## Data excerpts
• • •

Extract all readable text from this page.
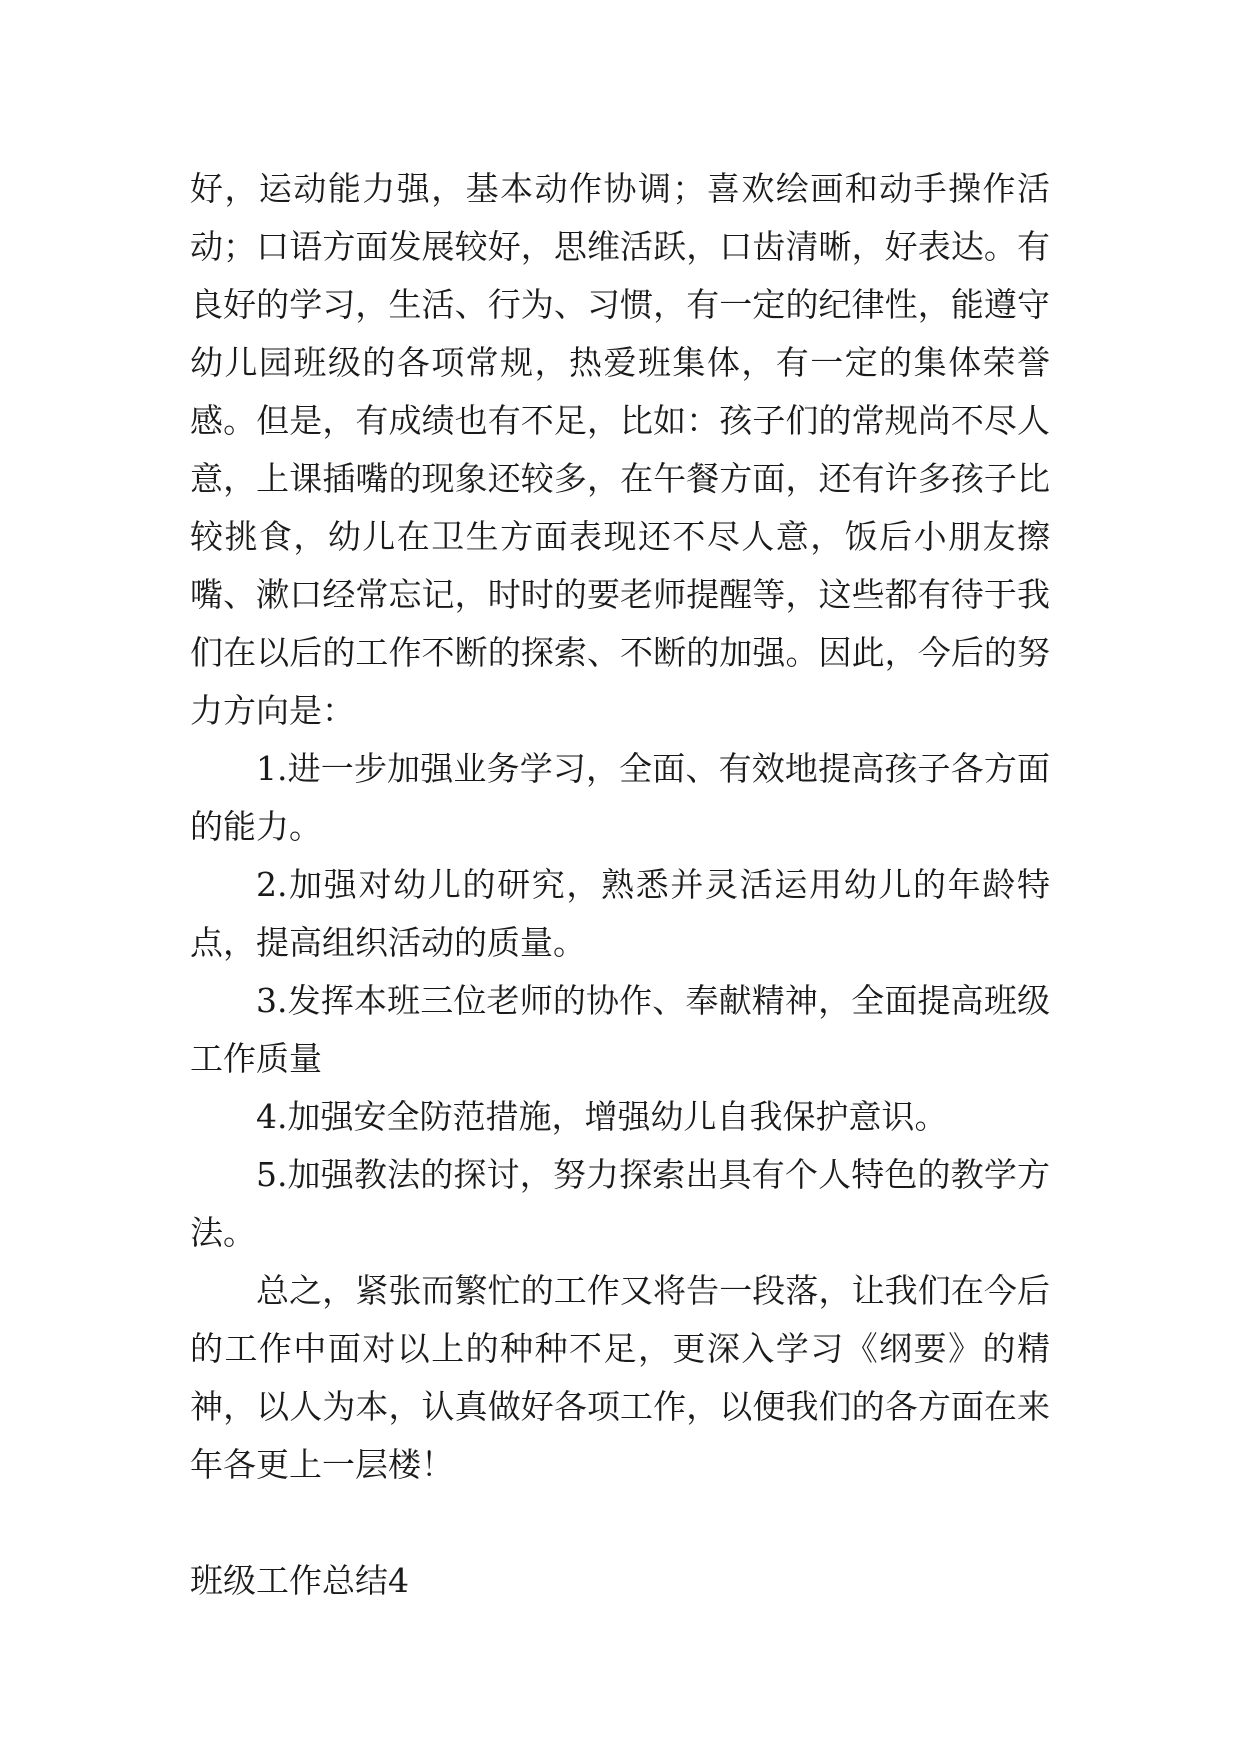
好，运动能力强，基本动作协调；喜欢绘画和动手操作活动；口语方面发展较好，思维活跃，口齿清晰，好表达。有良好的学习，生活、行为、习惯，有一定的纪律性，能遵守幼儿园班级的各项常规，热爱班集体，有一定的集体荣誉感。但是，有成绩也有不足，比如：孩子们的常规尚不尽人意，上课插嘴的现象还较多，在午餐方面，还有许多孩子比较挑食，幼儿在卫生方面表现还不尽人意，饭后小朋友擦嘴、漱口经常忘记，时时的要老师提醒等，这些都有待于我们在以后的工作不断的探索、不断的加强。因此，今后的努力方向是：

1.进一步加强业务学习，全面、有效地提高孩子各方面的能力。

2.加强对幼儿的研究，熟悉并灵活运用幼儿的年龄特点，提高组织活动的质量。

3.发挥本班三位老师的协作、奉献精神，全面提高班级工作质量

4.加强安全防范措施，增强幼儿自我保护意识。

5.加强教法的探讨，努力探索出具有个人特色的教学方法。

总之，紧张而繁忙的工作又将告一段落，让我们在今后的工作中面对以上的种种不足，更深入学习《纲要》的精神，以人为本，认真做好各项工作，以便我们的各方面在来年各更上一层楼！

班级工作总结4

• • •

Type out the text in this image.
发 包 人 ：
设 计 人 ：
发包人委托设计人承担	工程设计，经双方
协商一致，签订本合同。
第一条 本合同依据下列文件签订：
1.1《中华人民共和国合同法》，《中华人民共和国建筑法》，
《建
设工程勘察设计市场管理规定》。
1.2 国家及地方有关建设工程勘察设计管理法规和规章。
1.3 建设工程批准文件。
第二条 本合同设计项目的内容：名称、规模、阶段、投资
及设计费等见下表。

• • •

## WHAT YOU NEED TO DO
Every line of the records that includes the word "this" should be gathered.

## EXERCISE RESPONSE
Extract all readable text from this page.
Type out the text in this image.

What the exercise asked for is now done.